--- Given request ---
All the data should be repeated exactly. Any image in it is left out.

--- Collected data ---
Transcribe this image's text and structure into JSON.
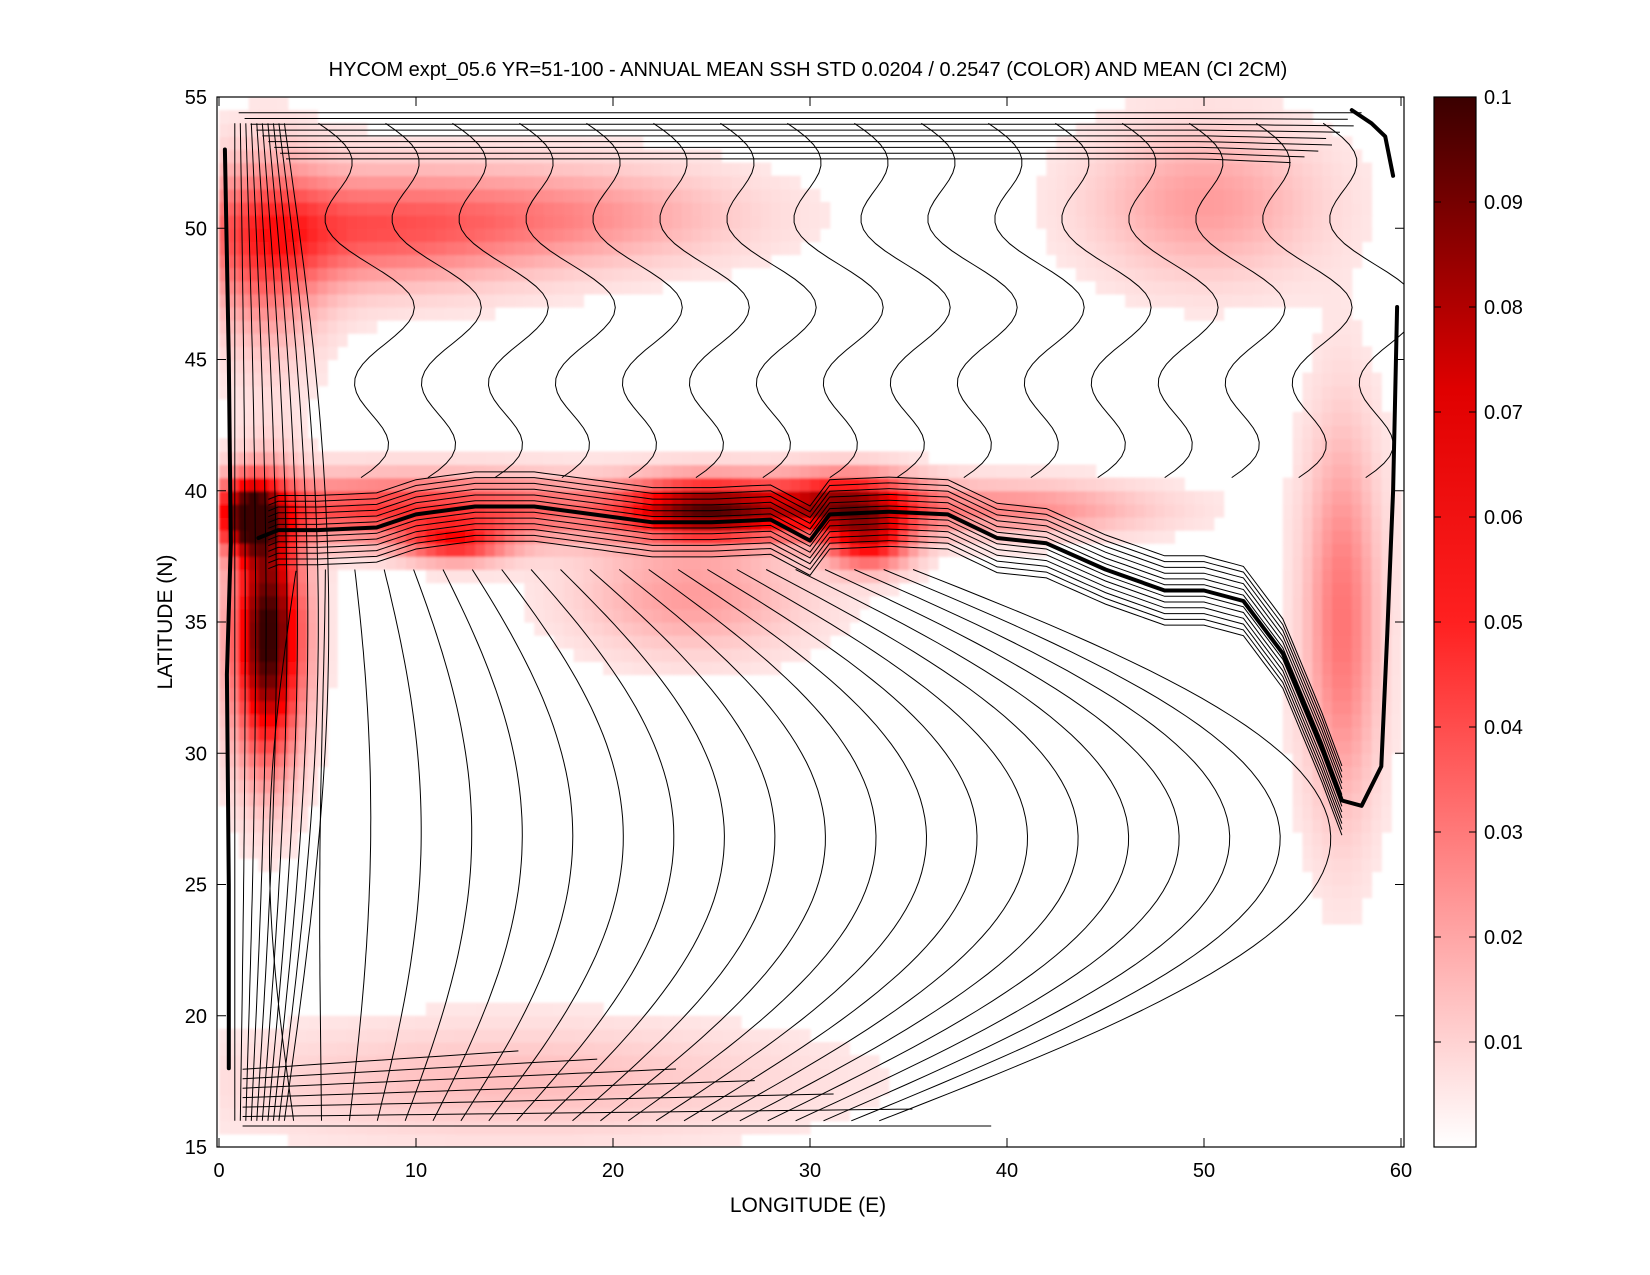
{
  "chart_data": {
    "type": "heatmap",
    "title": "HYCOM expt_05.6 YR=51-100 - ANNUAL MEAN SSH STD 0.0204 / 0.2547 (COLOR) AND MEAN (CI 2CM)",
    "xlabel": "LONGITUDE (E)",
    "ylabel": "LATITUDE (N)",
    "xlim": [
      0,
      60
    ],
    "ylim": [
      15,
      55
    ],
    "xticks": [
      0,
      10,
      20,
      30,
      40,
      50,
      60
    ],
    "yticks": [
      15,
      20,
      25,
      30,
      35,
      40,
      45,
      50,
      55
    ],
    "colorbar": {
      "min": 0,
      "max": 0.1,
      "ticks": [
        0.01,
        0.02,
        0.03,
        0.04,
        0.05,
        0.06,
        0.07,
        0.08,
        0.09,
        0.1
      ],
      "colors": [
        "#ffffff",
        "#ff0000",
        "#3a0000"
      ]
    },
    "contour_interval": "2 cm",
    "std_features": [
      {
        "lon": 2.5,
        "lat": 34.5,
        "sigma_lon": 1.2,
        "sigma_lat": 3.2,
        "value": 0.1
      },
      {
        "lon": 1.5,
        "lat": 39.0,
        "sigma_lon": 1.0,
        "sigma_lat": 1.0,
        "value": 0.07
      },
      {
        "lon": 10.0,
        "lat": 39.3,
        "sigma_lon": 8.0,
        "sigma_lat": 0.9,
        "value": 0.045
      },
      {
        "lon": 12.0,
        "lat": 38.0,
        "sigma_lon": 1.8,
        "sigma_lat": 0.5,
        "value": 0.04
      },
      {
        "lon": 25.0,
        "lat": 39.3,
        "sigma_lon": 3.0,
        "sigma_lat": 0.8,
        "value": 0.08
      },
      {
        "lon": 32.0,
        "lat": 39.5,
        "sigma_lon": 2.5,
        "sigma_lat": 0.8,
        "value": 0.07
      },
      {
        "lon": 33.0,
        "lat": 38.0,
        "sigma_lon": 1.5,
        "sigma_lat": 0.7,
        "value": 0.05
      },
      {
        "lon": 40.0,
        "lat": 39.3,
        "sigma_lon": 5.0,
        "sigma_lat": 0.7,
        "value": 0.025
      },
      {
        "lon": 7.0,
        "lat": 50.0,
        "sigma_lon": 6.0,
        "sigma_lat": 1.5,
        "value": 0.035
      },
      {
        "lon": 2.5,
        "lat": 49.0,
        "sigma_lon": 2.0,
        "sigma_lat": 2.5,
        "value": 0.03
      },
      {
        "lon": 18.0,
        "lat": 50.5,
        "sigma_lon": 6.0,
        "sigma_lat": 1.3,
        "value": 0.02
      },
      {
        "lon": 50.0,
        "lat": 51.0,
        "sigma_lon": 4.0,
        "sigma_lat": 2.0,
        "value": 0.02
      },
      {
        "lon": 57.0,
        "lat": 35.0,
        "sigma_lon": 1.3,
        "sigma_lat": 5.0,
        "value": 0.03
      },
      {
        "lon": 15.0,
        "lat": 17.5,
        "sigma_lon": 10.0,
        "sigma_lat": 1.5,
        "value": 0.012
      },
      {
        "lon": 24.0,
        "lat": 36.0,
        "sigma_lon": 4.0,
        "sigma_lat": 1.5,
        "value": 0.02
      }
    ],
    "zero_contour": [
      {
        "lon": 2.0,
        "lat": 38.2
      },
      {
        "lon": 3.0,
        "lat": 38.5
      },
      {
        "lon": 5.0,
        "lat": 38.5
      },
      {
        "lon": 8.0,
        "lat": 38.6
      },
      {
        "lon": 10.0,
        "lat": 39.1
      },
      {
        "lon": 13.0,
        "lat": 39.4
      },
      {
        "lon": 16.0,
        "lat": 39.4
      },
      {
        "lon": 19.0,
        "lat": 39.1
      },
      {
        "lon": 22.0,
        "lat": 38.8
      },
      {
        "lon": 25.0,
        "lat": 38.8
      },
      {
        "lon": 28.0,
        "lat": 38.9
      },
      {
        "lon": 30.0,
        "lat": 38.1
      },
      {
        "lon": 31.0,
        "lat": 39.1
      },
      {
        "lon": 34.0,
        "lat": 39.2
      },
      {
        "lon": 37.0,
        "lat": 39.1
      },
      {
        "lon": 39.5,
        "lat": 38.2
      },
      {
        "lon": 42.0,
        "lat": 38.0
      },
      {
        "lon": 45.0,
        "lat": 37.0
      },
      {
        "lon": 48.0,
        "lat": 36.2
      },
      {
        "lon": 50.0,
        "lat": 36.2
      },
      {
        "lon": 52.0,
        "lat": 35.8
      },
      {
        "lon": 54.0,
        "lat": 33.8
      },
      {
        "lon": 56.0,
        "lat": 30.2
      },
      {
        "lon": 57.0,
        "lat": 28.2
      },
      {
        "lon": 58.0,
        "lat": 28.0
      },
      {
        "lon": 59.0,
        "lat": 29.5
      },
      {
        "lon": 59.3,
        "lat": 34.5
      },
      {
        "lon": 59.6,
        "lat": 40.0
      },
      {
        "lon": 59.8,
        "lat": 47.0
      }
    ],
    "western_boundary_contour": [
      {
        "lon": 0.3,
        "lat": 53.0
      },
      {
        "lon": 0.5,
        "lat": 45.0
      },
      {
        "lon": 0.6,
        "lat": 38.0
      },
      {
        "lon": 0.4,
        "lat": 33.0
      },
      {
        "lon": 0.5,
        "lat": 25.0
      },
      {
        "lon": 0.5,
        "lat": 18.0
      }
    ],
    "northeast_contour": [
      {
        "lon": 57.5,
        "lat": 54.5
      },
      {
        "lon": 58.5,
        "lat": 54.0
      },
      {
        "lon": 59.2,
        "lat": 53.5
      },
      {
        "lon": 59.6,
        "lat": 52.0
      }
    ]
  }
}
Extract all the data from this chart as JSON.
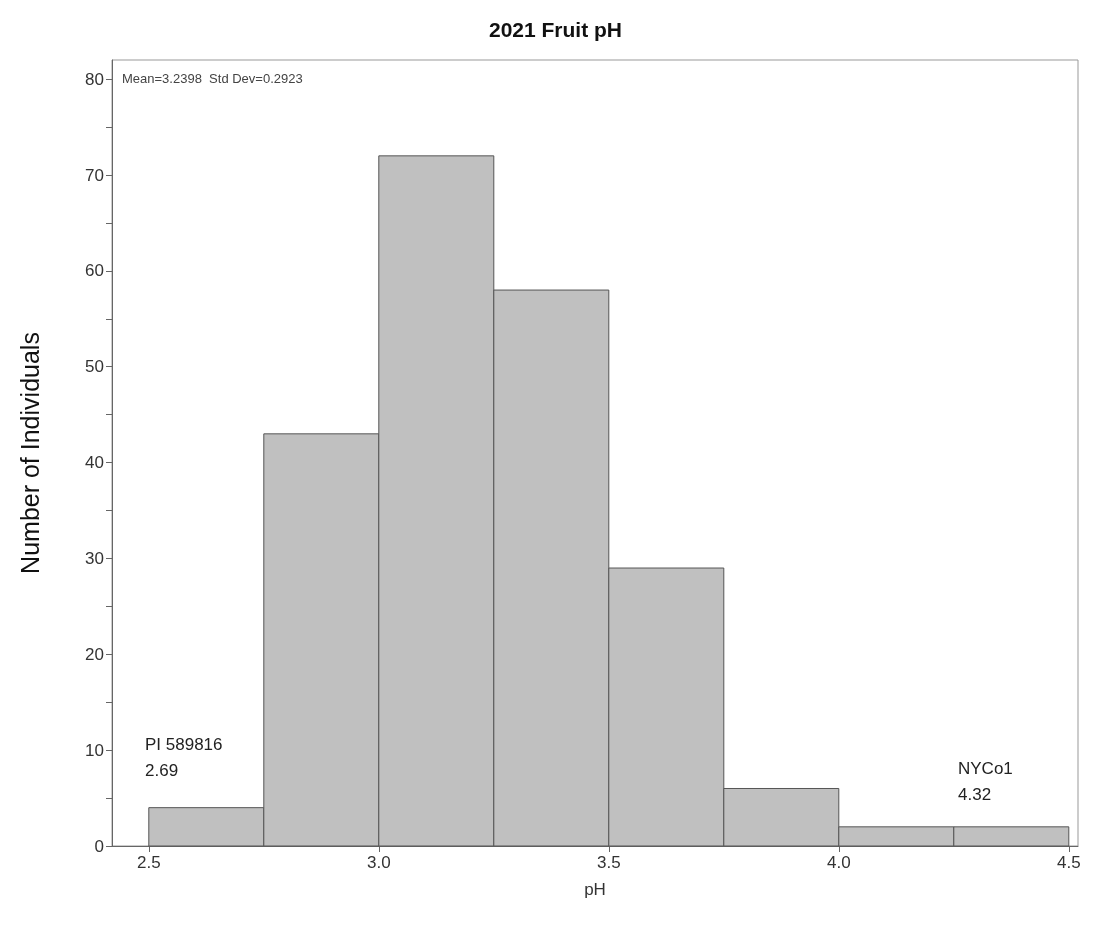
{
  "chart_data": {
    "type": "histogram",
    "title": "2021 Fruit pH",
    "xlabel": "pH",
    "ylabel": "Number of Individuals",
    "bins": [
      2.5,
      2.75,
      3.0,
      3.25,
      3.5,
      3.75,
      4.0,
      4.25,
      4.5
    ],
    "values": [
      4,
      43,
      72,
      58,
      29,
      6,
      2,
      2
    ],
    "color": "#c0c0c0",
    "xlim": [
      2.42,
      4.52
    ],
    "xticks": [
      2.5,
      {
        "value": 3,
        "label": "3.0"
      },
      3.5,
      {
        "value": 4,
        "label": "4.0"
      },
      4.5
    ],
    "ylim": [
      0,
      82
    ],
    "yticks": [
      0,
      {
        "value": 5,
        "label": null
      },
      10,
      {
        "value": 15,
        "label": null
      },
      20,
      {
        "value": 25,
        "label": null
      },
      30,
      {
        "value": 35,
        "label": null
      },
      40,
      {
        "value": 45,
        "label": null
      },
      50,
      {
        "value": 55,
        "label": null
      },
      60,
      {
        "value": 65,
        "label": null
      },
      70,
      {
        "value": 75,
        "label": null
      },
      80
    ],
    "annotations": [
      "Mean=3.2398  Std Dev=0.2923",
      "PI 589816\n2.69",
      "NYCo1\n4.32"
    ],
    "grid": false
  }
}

--- Exercise solution ---
Transcribe this image's text and structure into JSON.
{
  "chart_data": {
    "type": "heatmap",
    "title": "HYCOM expt_05.6 YR=51-100 - ANNUAL MEAN SSH STD 0.0204 / 0.2547 (COLOR) AND MEAN (CI 2CM)",
    "xlabel": "LONGITUDE (E)",
    "ylabel": "LATITUDE (N)",
    "xlim": [
      0,
      60
    ],
    "ylim": [
      15,
      55
    ],
    "xticks": [
      0,
      10,
      20,
      30,
      40,
      50,
      60
    ],
    "yticks": [
      15,
      20,
      25,
      30,
      35,
      40,
      45,
      50,
      55
    ],
    "colorbar": {
      "min": 0,
      "max": 0.1,
      "ticks": [
        0.01,
        0.02,
        0.03,
        0.04,
        0.05,
        0.06,
        0.07,
        0.08,
        0.09,
        0.1
      ],
      "colors": [
        "#ffffff",
        "#ff0000",
        "#3a0000"
      ]
    },
    "contour_interval": "2 cm",
    "std_features": [
      {
        "lon": 2.5,
        "lat": 34.5,
        "sigma_lon": 1.2,
        "sigma_lat": 3.2,
        "value": 0.1
      },
      {
        "lon": 1.5,
        "lat": 39.0,
        "sigma_lon": 1.0,
        "sigma_lat": 1.0,
        "value": 0.07
      },
      {
        "lon": 10.0,
        "lat": 39.3,
        "sigma_lon": 8.0,
        "sigma_lat": 0.9,
        "value": 0.045
      },
      {
        "lon": 12.0,
        "lat": 38.0,
        "sigma_lon": 1.8,
        "sigma_lat": 0.5,
        "value": 0.04
      },
      {
        "lon": 25.0,
        "lat": 39.3,
        "sigma_lon": 3.0,
        "sigma_lat": 0.8,
        "value": 0.08
      },
      {
        "lon": 32.0,
        "lat": 39.5,
        "sigma_lon": 2.5,
        "sigma_lat": 0.8,
        "value": 0.07
      },
      {
        "lon": 33.0,
        "lat": 38.0,
        "sigma_lon": 1.5,
        "sigma_lat": 0.7,
        "value": 0.05
      },
      {
        "lon": 40.0,
        "lat": 39.3,
        "sigma_lon": 5.0,
        "sigma_lat": 0.7,
        "value": 0.025
      },
      {
        "lon": 7.0,
        "lat": 50.0,
        "sigma_lon": 6.0,
        "sigma_lat": 1.5,
        "value": 0.035
      },
      {
        "lon": 2.5,
        "lat": 49.0,
        "sigma_lon": 2.0,
        "sigma_lat": 2.5,
        "value": 0.03
      },
      {
        "lon": 18.0,
        "lat": 50.5,
        "sigma_lon": 6.0,
        "sigma_lat": 1.3,
        "value": 0.02
      },
      {
        "lon": 50.0,
        "lat": 51.0,
        "sigma_lon": 4.0,
        "sigma_lat": 2.0,
        "value": 0.02
      },
      {
        "lon": 57.0,
        "lat": 35.0,
        "sigma_lon": 1.3,
        "sigma_lat": 5.0,
        "value": 0.03
      },
      {
        "lon": 15.0,
        "lat": 17.5,
        "sigma_lon": 10.0,
        "sigma_lat": 1.5,
        "value": 0.012
      },
      {
        "lon": 24.0,
        "lat": 36.0,
        "sigma_lon": 4.0,
        "sigma_lat": 1.5,
        "value": 0.02
      }
    ],
    "zero_contour": [
      {
        "lon": 2.0,
        "lat": 38.2
      },
      {
        "lon": 3.0,
        "lat": 38.5
      },
      {
        "lon": 5.0,
        "lat": 38.5
      },
      {
        "lon": 8.0,
        "lat": 38.6
      },
      {
        "lon": 10.0,
        "lat": 39.1
      },
      {
        "lon": 13.0,
        "lat": 39.4
      },
      {
        "lon": 16.0,
        "lat": 39.4
      },
      {
        "lon": 19.0,
        "lat": 39.1
      },
      {
        "lon": 22.0,
        "lat": 38.8
      },
      {
        "lon": 25.0,
        "lat": 38.8
      },
      {
        "lon": 28.0,
        "lat": 38.9
      },
      {
        "lon": 30.0,
        "lat": 38.1
      },
      {
        "lon": 31.0,
        "lat": 39.1
      },
      {
        "lon": 34.0,
        "lat": 39.2
      },
      {
        "lon": 37.0,
        "lat": 39.1
      },
      {
        "lon": 39.5,
        "lat": 38.2
      },
      {
        "lon": 42.0,
        "lat": 38.0
      },
      {
        "lon": 45.0,
        "lat": 37.0
      },
      {
        "lon": 48.0,
        "lat": 36.2
      },
      {
        "lon": 50.0,
        "lat": 36.2
      },
      {
        "lon": 52.0,
        "lat": 35.8
      },
      {
        "lon": 54.0,
        "lat": 33.8
      },
      {
        "lon": 56.0,
        "lat": 30.2
      },
      {
        "lon": 57.0,
        "lat": 28.2
      },
      {
        "lon": 58.0,
        "lat": 28.0
      },
      {
        "lon": 59.0,
        "lat": 29.5
      },
      {
        "lon": 59.3,
        "lat": 34.5
      },
      {
        "lon": 59.6,
        "lat": 40.0
      },
      {
        "lon": 59.8,
        "lat": 47.0
      }
    ],
    "western_boundary_contour": [
      {
        "lon": 0.3,
        "lat": 53.0
      },
      {
        "lon": 0.5,
        "lat": 45.0
      },
      {
        "lon": 0.6,
        "lat": 38.0
      },
      {
        "lon": 0.4,
        "lat": 33.0
      },
      {
        "lon": 0.5,
        "lat": 25.0
      },
      {
        "lon": 0.5,
        "lat": 18.0
      }
    ],
    "northeast_contour": [
      {
        "lon": 57.5,
        "lat": 54.5
      },
      {
        "lon": 58.5,
        "lat": 54.0
      },
      {
        "lon": 59.2,
        "lat": 53.5
      },
      {
        "lon": 59.6,
        "lat": 52.0
      }
    ]
  }
}
Extract all the data from this chart as JSON.
{
  "chart_data": {
    "type": "histogram",
    "title": "2021 Fruit pH",
    "xlabel": "pH",
    "ylabel": "Number of Individuals",
    "bins": [
      2.5,
      2.75,
      3.0,
      3.25,
      3.5,
      3.75,
      4.0,
      4.25,
      4.5
    ],
    "values": [
      4,
      43,
      72,
      58,
      29,
      6,
      2,
      2
    ],
    "color": "#c0c0c0",
    "xlim": [
      2.42,
      4.52
    ],
    "xticks": [
      2.5,
      {
        "value": 3,
        "label": "3.0"
      },
      3.5,
      {
        "value": 4,
        "label": "4.0"
      },
      4.5
    ],
    "ylim": [
      0,
      82
    ],
    "yticks": [
      0,
      {
        "value": 5,
        "label": null
      },
      10,
      {
        "value": 15,
        "label": null
      },
      20,
      {
        "value": 25,
        "label": null
      },
      30,
      {
        "value": 35,
        "label": null
      },
      40,
      {
        "value": 45,
        "label": null
      },
      50,
      {
        "value": 55,
        "label": null
      },
      60,
      {
        "value": 65,
        "label": null
      },
      70,
      {
        "value": 75,
        "label": null
      },
      80
    ],
    "annotations": [
      "Mean=3.2398  Std Dev=0.2923",
      "PI 589816\n2.69",
      "NYCo1\n4.32"
    ],
    "grid": false
  }
}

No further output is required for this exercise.